- TASK REQUIREMENTS: Copy every line that mentions the word "name".

[Items listed in a dataset]
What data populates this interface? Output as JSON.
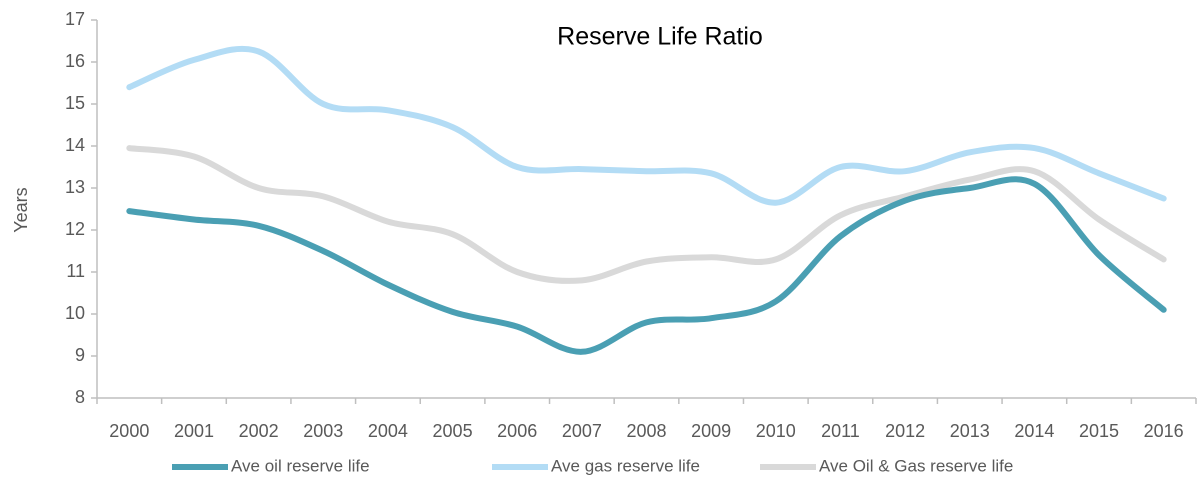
{
  "chart_data": {
    "type": "line",
    "title": "Reserve Life Ratio",
    "y_label": "Years",
    "categories": [
      "2000",
      "2001",
      "2002",
      "2003",
      "2004",
      "2005",
      "2006",
      "2007",
      "2008",
      "2009",
      "2010",
      "2011",
      "2012",
      "2013",
      "2014",
      "2015",
      "2016"
    ],
    "series": [
      {
        "name": "Ave oil reserve life",
        "color": "#4a9fb3",
        "values": [
          12.45,
          12.25,
          12.1,
          11.5,
          10.7,
          10.05,
          9.7,
          9.1,
          9.8,
          9.9,
          10.3,
          11.85,
          12.7,
          13.0,
          13.1,
          11.4,
          10.1
        ]
      },
      {
        "name": "Ave gas reserve life",
        "color": "#b3dcf5",
        "values": [
          15.4,
          16.05,
          16.25,
          15.0,
          14.85,
          14.45,
          13.5,
          13.45,
          13.4,
          13.35,
          12.65,
          13.5,
          13.4,
          13.85,
          13.95,
          13.35,
          12.75
        ]
      },
      {
        "name": "Ave Oil & Gas reserve life",
        "color": "#d9d9d9",
        "values": [
          13.95,
          13.75,
          13.0,
          12.8,
          12.2,
          11.9,
          11.0,
          10.8,
          11.25,
          11.35,
          11.3,
          12.35,
          12.8,
          13.2,
          13.4,
          12.25,
          11.3
        ]
      }
    ],
    "ylim": [
      8,
      17
    ],
    "yticks": [
      8,
      9,
      10,
      11,
      12,
      13,
      14,
      15,
      16,
      17
    ],
    "legend": "bottom",
    "grid": false
  }
}
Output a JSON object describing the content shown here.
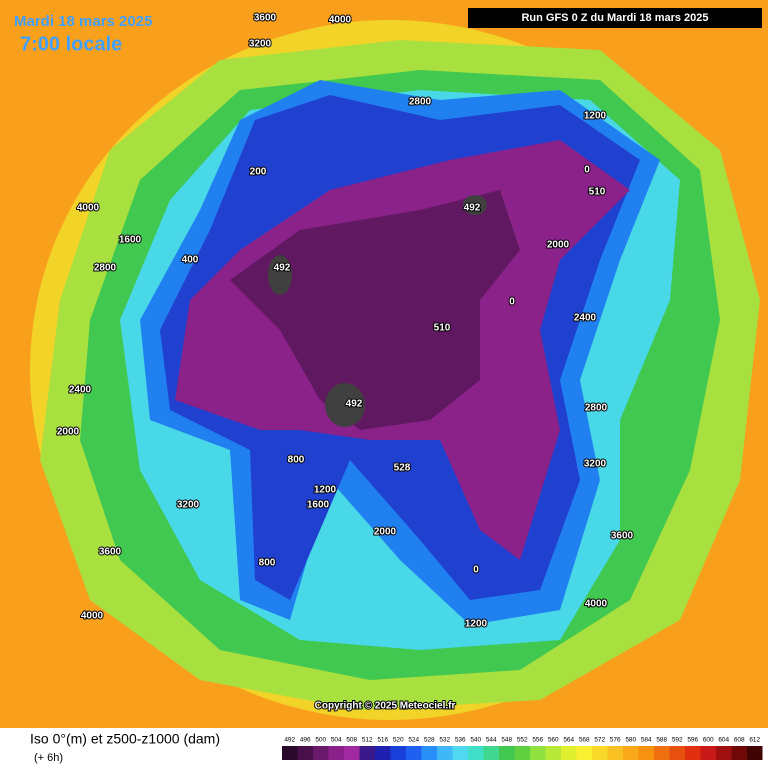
{
  "header": {
    "date": "Mardi 18 mars 2025",
    "time": "7:00 locale",
    "run": "Run GFS 0 Z du Mardi 18 mars 2025"
  },
  "map": {
    "copyright": "Copyright © 2025 Meteociel.fr",
    "contour_labels": [
      "3600",
      "4000",
      "3200",
      "2800",
      "1200",
      "200",
      "400",
      "1600",
      "2800",
      "4000",
      "2400",
      "2000",
      "3200",
      "3600",
      "4000",
      "800",
      "1200",
      "2000",
      "2400",
      "492",
      "492",
      "492",
      "510",
      "510",
      "528",
      "0",
      "0",
      "1200",
      "2000",
      "2800",
      "3200",
      "3600",
      "4000",
      "1600",
      "800",
      "0"
    ]
  },
  "footer": {
    "title": "Iso 0°(m) et z500-z1000 (dam)",
    "step": "(+ 6h)"
  },
  "scale": {
    "values": [
      492,
      496,
      500,
      504,
      508,
      512,
      516,
      520,
      524,
      528,
      532,
      536,
      540,
      544,
      548,
      552,
      556,
      560,
      564,
      568,
      572,
      576,
      580,
      584,
      588,
      592,
      596,
      600,
      604,
      608,
      612
    ],
    "colors": [
      "#2a0a2a",
      "#4a104a",
      "#6a1a6a",
      "#8a208a",
      "#a028a0",
      "#3a1a8a",
      "#2020b0",
      "#1840d8",
      "#2060f0",
      "#2890f8",
      "#40b8f8",
      "#50d8f0",
      "#40e0c8",
      "#40d890",
      "#40c850",
      "#60d040",
      "#90e040",
      "#b8e838",
      "#e0f030",
      "#f8f030",
      "#f8d828",
      "#f8c020",
      "#f8a818",
      "#f89010",
      "#f07010",
      "#e85010",
      "#e03010",
      "#c81818",
      "#a01010",
      "#700808",
      "#400404"
    ]
  }
}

- RESPONSE TO THIS TASK:
        "name": "Ave oil reserve life",
        "name": "Ave gas reserve life",
        "name": "Ave Oil & Gas reserve life",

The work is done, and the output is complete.